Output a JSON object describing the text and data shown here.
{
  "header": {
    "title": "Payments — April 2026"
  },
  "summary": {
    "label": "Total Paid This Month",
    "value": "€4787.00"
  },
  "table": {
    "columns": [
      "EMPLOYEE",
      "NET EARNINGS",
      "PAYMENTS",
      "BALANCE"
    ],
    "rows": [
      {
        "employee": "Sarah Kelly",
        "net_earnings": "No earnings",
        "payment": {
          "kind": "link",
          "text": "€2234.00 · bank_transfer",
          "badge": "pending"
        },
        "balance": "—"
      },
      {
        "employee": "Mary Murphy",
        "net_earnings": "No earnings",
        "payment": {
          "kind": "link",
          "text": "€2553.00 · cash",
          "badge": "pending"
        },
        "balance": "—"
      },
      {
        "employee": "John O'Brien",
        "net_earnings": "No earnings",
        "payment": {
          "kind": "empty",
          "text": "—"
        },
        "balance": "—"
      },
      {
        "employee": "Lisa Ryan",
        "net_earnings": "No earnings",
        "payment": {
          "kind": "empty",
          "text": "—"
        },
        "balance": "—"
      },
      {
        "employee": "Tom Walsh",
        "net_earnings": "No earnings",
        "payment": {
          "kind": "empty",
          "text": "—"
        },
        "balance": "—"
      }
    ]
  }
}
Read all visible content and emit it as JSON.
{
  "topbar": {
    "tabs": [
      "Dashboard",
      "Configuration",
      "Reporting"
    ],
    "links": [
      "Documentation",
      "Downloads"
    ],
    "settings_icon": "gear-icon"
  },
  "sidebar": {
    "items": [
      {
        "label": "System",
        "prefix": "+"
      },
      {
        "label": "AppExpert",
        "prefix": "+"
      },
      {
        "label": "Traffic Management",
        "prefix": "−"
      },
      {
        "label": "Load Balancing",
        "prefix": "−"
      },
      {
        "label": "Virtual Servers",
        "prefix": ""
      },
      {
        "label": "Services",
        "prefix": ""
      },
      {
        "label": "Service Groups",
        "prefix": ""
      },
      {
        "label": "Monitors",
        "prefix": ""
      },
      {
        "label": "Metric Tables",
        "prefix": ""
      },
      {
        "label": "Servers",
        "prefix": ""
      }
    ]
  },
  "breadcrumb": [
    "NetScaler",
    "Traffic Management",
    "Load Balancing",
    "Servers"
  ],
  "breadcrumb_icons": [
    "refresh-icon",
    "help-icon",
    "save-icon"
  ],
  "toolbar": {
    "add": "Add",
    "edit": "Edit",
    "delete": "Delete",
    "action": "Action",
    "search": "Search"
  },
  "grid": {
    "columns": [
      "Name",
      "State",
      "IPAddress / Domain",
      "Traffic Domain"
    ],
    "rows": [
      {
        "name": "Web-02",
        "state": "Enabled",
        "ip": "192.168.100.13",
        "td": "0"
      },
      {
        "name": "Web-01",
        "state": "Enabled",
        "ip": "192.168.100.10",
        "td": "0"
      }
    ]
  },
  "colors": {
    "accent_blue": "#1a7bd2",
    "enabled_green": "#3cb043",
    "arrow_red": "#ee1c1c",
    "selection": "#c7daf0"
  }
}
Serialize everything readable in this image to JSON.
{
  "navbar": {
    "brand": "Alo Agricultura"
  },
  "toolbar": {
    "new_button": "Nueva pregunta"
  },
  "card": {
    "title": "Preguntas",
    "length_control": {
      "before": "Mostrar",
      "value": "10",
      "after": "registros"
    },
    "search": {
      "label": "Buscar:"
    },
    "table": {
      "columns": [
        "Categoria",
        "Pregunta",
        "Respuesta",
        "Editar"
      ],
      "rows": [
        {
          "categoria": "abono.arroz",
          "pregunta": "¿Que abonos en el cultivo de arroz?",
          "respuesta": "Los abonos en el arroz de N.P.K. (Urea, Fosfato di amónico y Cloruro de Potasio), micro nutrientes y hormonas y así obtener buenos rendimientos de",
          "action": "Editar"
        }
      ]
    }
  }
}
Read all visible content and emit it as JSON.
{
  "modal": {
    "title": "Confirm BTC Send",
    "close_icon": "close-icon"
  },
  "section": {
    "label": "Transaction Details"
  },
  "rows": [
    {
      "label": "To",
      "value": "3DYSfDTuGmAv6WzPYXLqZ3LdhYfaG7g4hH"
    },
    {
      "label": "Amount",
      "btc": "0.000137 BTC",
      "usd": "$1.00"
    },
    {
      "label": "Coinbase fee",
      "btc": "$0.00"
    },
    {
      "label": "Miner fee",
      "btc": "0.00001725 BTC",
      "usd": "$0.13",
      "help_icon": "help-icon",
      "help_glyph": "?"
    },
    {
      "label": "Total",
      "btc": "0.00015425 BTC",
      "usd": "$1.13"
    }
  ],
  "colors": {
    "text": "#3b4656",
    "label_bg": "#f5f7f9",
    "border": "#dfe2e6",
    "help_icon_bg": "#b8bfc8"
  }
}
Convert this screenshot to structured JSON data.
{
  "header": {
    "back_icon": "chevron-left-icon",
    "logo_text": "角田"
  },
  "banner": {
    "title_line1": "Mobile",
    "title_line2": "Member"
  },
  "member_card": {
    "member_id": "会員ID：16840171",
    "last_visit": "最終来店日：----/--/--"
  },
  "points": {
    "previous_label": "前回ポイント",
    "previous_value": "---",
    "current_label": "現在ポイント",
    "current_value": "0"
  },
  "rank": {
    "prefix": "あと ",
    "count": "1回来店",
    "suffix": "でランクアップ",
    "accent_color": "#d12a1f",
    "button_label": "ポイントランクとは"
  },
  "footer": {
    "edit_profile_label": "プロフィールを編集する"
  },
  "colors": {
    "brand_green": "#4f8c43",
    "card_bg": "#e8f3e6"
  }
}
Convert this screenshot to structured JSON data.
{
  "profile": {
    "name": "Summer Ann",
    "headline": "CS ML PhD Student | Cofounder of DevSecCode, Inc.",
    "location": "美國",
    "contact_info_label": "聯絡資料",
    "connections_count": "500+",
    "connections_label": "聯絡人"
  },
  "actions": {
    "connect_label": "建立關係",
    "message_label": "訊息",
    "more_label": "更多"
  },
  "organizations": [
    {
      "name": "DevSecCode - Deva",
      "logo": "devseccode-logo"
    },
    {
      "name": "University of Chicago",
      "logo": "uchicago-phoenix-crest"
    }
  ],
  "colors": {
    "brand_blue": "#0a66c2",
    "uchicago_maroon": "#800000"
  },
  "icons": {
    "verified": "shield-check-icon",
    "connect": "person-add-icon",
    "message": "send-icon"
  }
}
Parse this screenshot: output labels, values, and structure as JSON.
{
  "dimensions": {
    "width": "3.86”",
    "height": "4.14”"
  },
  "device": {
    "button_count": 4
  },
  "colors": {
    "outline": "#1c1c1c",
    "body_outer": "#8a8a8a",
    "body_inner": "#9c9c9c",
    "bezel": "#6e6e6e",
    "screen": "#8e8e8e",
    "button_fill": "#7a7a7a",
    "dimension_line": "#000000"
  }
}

TASK GOAL — Go through the data and count each line that has the word "Traffic", then give the total alone.

FINAL RESULT — 3